**Record excerpts**
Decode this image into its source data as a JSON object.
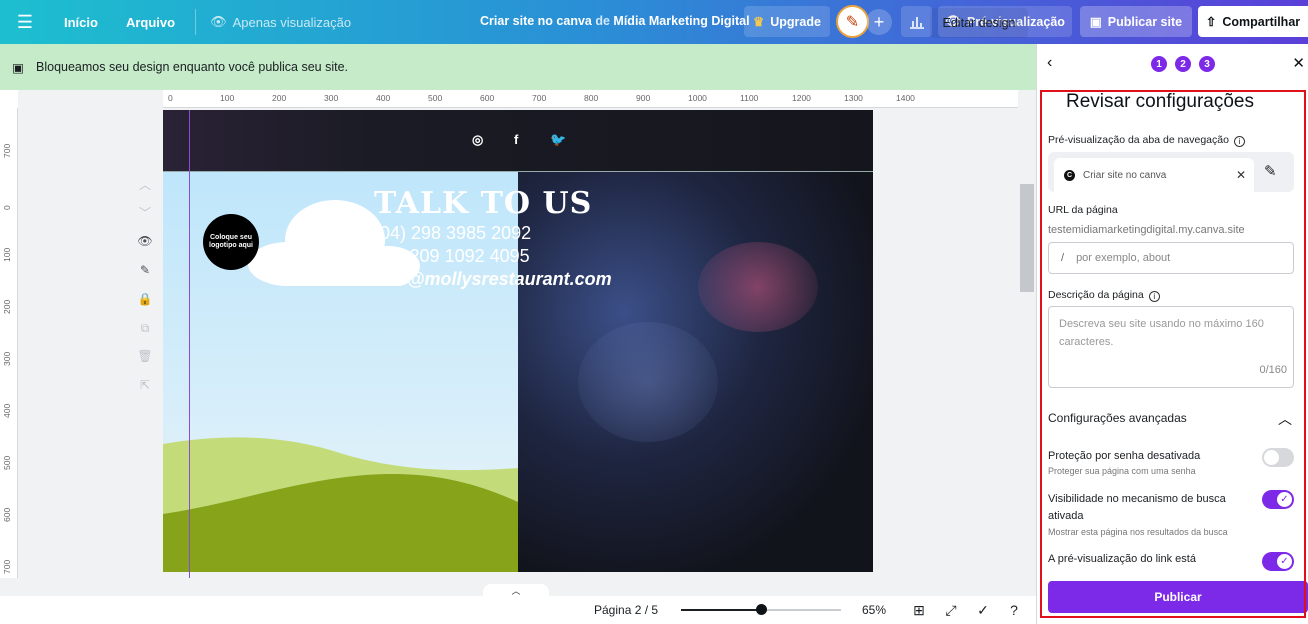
{
  "topbar": {
    "home": "Início",
    "file": "Arquivo",
    "view_mode": "Apenas visualização",
    "doc_title": "Criar site no canva",
    "doc_title_sep": "de",
    "team": "Mídia Marketing Digital",
    "upgrade": "Upgrade",
    "preview": "Pré-visualização",
    "publish_site": "Publicar site",
    "share": "Compartilhar"
  },
  "banner": {
    "message": "Bloqueamos seu design enquanto você publica seu site.",
    "edit_button": "Editar design"
  },
  "ruler": {
    "top": [
      "0",
      "100",
      "200",
      "300",
      "400",
      "500",
      "600",
      "700",
      "800",
      "900",
      "1000",
      "1100",
      "1200",
      "1300",
      "1400"
    ],
    "left": [
      "700",
      "0",
      "100",
      "200",
      "300",
      "400",
      "500",
      "600",
      "700"
    ]
  },
  "canvas": {
    "logo_text": "Coloque seu logotipo aqui",
    "heading": "TALK TO US",
    "phone1": "(04) 298 3985 2092",
    "phone2": "+76 209 1092 4095",
    "email": "info@mollysrestaurant.com"
  },
  "bottombar": {
    "page_info": "Página 2 / 5",
    "zoom": "65%",
    "zoom_fraction": 0.5
  },
  "panel": {
    "steps": [
      "1",
      "2",
      "3"
    ],
    "title": "Revisar configurações",
    "tab_preview_label": "Pré-visualização da aba de navegação",
    "tab_name": "Criar site no canva",
    "url_label": "URL da página",
    "url_domain": "testemidiamarketingdigital.my.canva.site",
    "url_prefix": "/",
    "url_placeholder": "por exemplo, about",
    "desc_label": "Descrição da página",
    "desc_placeholder": "Descreva seu site usando no máximo 160 caracteres.",
    "desc_count": "0/160",
    "advanced": "Configurações avançadas",
    "options": [
      {
        "title": "Proteção por senha desativada",
        "subtitle": "Proteger sua página com uma senha",
        "on": false
      },
      {
        "title": "Visibilidade no mecanismo de busca ativada",
        "subtitle": "Mostrar esta página nos resultados da busca",
        "on": true
      },
      {
        "title": "A pré-visualização do link está",
        "subtitle": "",
        "on": true
      }
    ],
    "publish": "Publicar"
  },
  "colors": {
    "accent": "#7d2ae8",
    "banner": "#c6ebc9",
    "highlight": "#e0101a"
  }
}
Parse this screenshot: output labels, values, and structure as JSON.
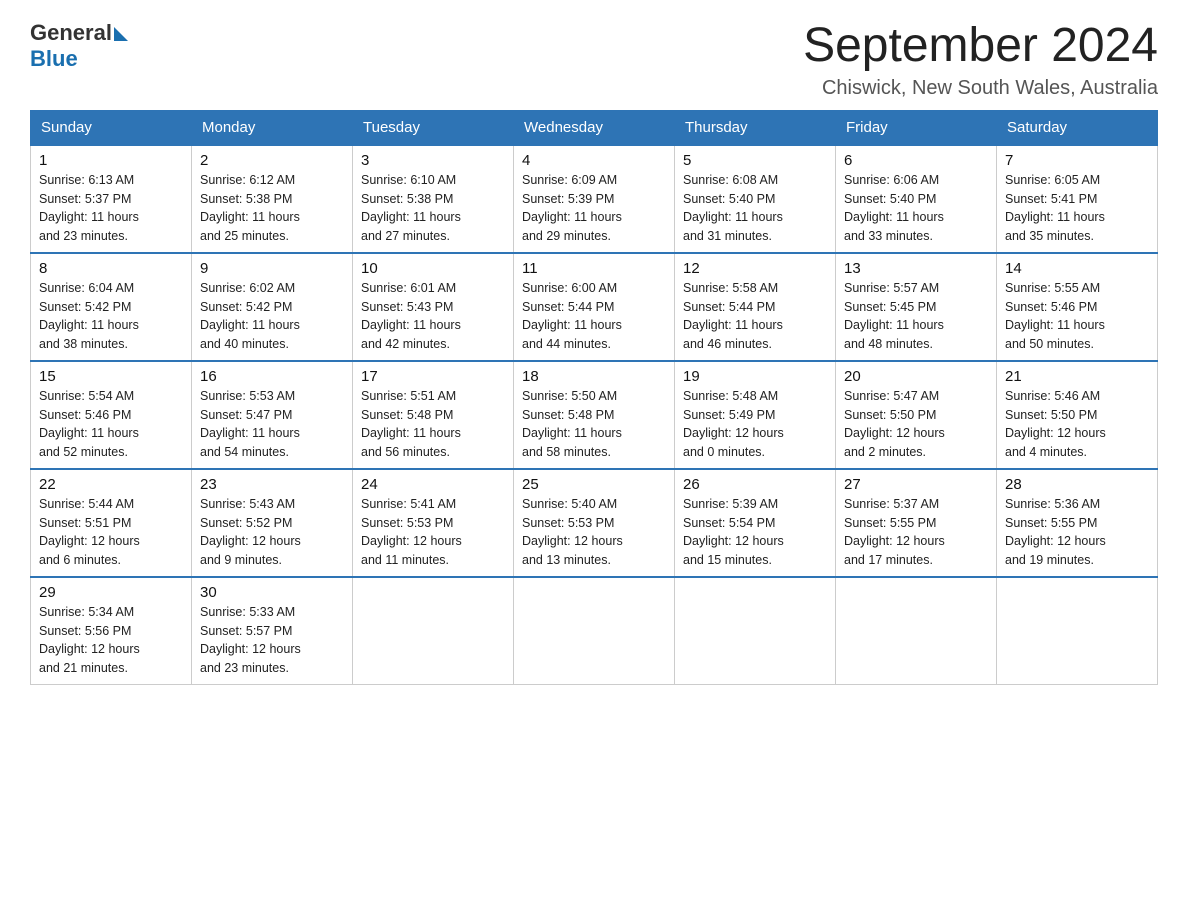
{
  "header": {
    "logo_general": "General",
    "logo_blue": "Blue",
    "month_title": "September 2024",
    "location": "Chiswick, New South Wales, Australia"
  },
  "days_of_week": [
    "Sunday",
    "Monday",
    "Tuesday",
    "Wednesday",
    "Thursday",
    "Friday",
    "Saturday"
  ],
  "weeks": [
    [
      {
        "day": "1",
        "sunrise": "6:13 AM",
        "sunset": "5:37 PM",
        "daylight": "11 hours and 23 minutes."
      },
      {
        "day": "2",
        "sunrise": "6:12 AM",
        "sunset": "5:38 PM",
        "daylight": "11 hours and 25 minutes."
      },
      {
        "day": "3",
        "sunrise": "6:10 AM",
        "sunset": "5:38 PM",
        "daylight": "11 hours and 27 minutes."
      },
      {
        "day": "4",
        "sunrise": "6:09 AM",
        "sunset": "5:39 PM",
        "daylight": "11 hours and 29 minutes."
      },
      {
        "day": "5",
        "sunrise": "6:08 AM",
        "sunset": "5:40 PM",
        "daylight": "11 hours and 31 minutes."
      },
      {
        "day": "6",
        "sunrise": "6:06 AM",
        "sunset": "5:40 PM",
        "daylight": "11 hours and 33 minutes."
      },
      {
        "day": "7",
        "sunrise": "6:05 AM",
        "sunset": "5:41 PM",
        "daylight": "11 hours and 35 minutes."
      }
    ],
    [
      {
        "day": "8",
        "sunrise": "6:04 AM",
        "sunset": "5:42 PM",
        "daylight": "11 hours and 38 minutes."
      },
      {
        "day": "9",
        "sunrise": "6:02 AM",
        "sunset": "5:42 PM",
        "daylight": "11 hours and 40 minutes."
      },
      {
        "day": "10",
        "sunrise": "6:01 AM",
        "sunset": "5:43 PM",
        "daylight": "11 hours and 42 minutes."
      },
      {
        "day": "11",
        "sunrise": "6:00 AM",
        "sunset": "5:44 PM",
        "daylight": "11 hours and 44 minutes."
      },
      {
        "day": "12",
        "sunrise": "5:58 AM",
        "sunset": "5:44 PM",
        "daylight": "11 hours and 46 minutes."
      },
      {
        "day": "13",
        "sunrise": "5:57 AM",
        "sunset": "5:45 PM",
        "daylight": "11 hours and 48 minutes."
      },
      {
        "day": "14",
        "sunrise": "5:55 AM",
        "sunset": "5:46 PM",
        "daylight": "11 hours and 50 minutes."
      }
    ],
    [
      {
        "day": "15",
        "sunrise": "5:54 AM",
        "sunset": "5:46 PM",
        "daylight": "11 hours and 52 minutes."
      },
      {
        "day": "16",
        "sunrise": "5:53 AM",
        "sunset": "5:47 PM",
        "daylight": "11 hours and 54 minutes."
      },
      {
        "day": "17",
        "sunrise": "5:51 AM",
        "sunset": "5:48 PM",
        "daylight": "11 hours and 56 minutes."
      },
      {
        "day": "18",
        "sunrise": "5:50 AM",
        "sunset": "5:48 PM",
        "daylight": "11 hours and 58 minutes."
      },
      {
        "day": "19",
        "sunrise": "5:48 AM",
        "sunset": "5:49 PM",
        "daylight": "12 hours and 0 minutes."
      },
      {
        "day": "20",
        "sunrise": "5:47 AM",
        "sunset": "5:50 PM",
        "daylight": "12 hours and 2 minutes."
      },
      {
        "day": "21",
        "sunrise": "5:46 AM",
        "sunset": "5:50 PM",
        "daylight": "12 hours and 4 minutes."
      }
    ],
    [
      {
        "day": "22",
        "sunrise": "5:44 AM",
        "sunset": "5:51 PM",
        "daylight": "12 hours and 6 minutes."
      },
      {
        "day": "23",
        "sunrise": "5:43 AM",
        "sunset": "5:52 PM",
        "daylight": "12 hours and 9 minutes."
      },
      {
        "day": "24",
        "sunrise": "5:41 AM",
        "sunset": "5:53 PM",
        "daylight": "12 hours and 11 minutes."
      },
      {
        "day": "25",
        "sunrise": "5:40 AM",
        "sunset": "5:53 PM",
        "daylight": "12 hours and 13 minutes."
      },
      {
        "day": "26",
        "sunrise": "5:39 AM",
        "sunset": "5:54 PM",
        "daylight": "12 hours and 15 minutes."
      },
      {
        "day": "27",
        "sunrise": "5:37 AM",
        "sunset": "5:55 PM",
        "daylight": "12 hours and 17 minutes."
      },
      {
        "day": "28",
        "sunrise": "5:36 AM",
        "sunset": "5:55 PM",
        "daylight": "12 hours and 19 minutes."
      }
    ],
    [
      {
        "day": "29",
        "sunrise": "5:34 AM",
        "sunset": "5:56 PM",
        "daylight": "12 hours and 21 minutes."
      },
      {
        "day": "30",
        "sunrise": "5:33 AM",
        "sunset": "5:57 PM",
        "daylight": "12 hours and 23 minutes."
      },
      null,
      null,
      null,
      null,
      null
    ]
  ],
  "labels": {
    "sunrise": "Sunrise:",
    "sunset": "Sunset:",
    "daylight": "Daylight:"
  }
}
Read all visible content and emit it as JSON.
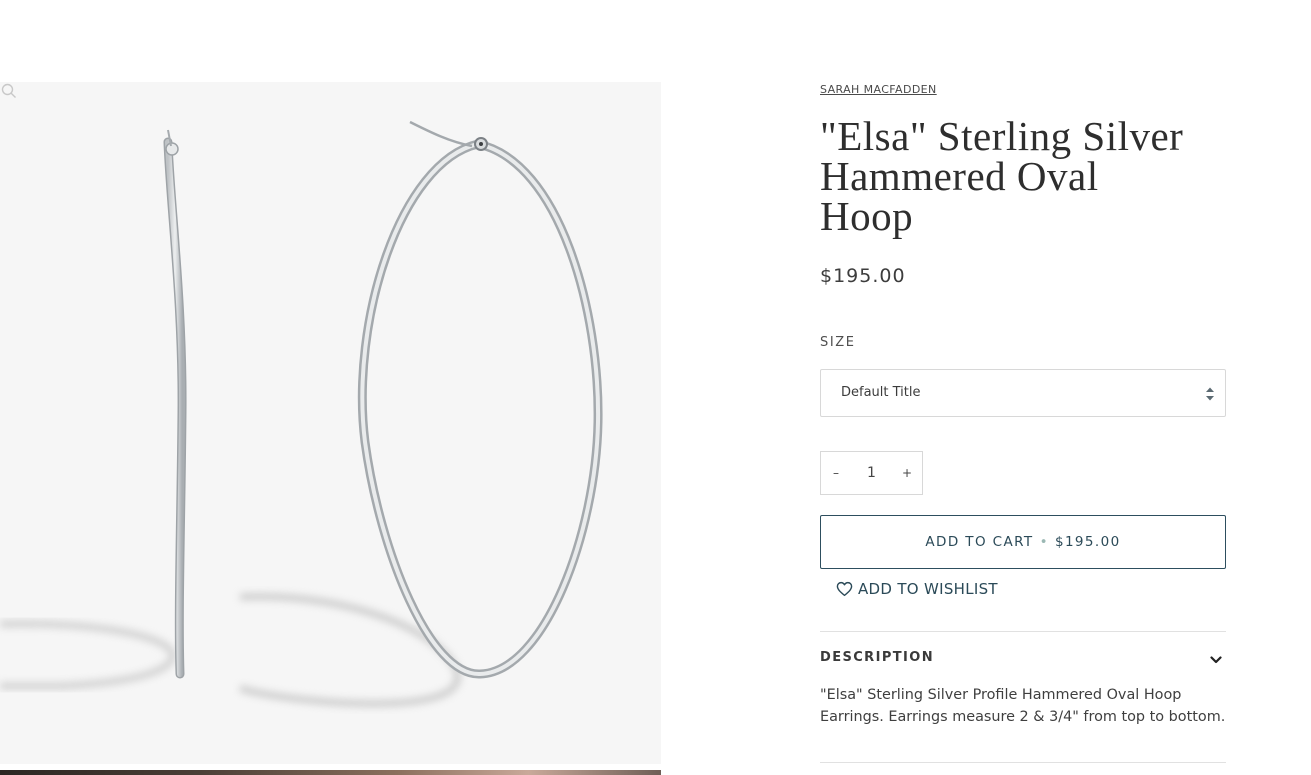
{
  "product": {
    "vendor": "SARAH MACFADDEN",
    "title_lines": [
      "\"Elsa\" Sterling Silver",
      "Hammered Oval",
      "Hoop"
    ],
    "price": "$195.00"
  },
  "options": {
    "size_label": "SIZE",
    "size_value": "Default Title"
  },
  "quantity": {
    "minus": "–",
    "value": "1",
    "plus": "+"
  },
  "cart": {
    "label": "ADD TO CART",
    "separator": "•",
    "price": "$195.00"
  },
  "wishlist": {
    "label": "ADD TO WISHLIST",
    "icon": "heart-icon"
  },
  "description": {
    "heading": "DESCRIPTION",
    "text_lines": [
      "\"Elsa\" Sterling Silver Profile Hammered Oval Hoop",
      "Earrings. Earrings measure 2 & 3/4\" from top to bottom."
    ]
  },
  "gallery": {
    "zoom_icon": "magnifier-icon"
  },
  "colors": {
    "accent": "#2b4a58",
    "border": "#d8d8d8",
    "image_bg": "#f6f6f6"
  }
}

**Requirements**
Search the records for the string "heading" and return every line in which it occurs.

**The response**
    "heading": "TALK TO US",
    "heading": "DESCRIPTION",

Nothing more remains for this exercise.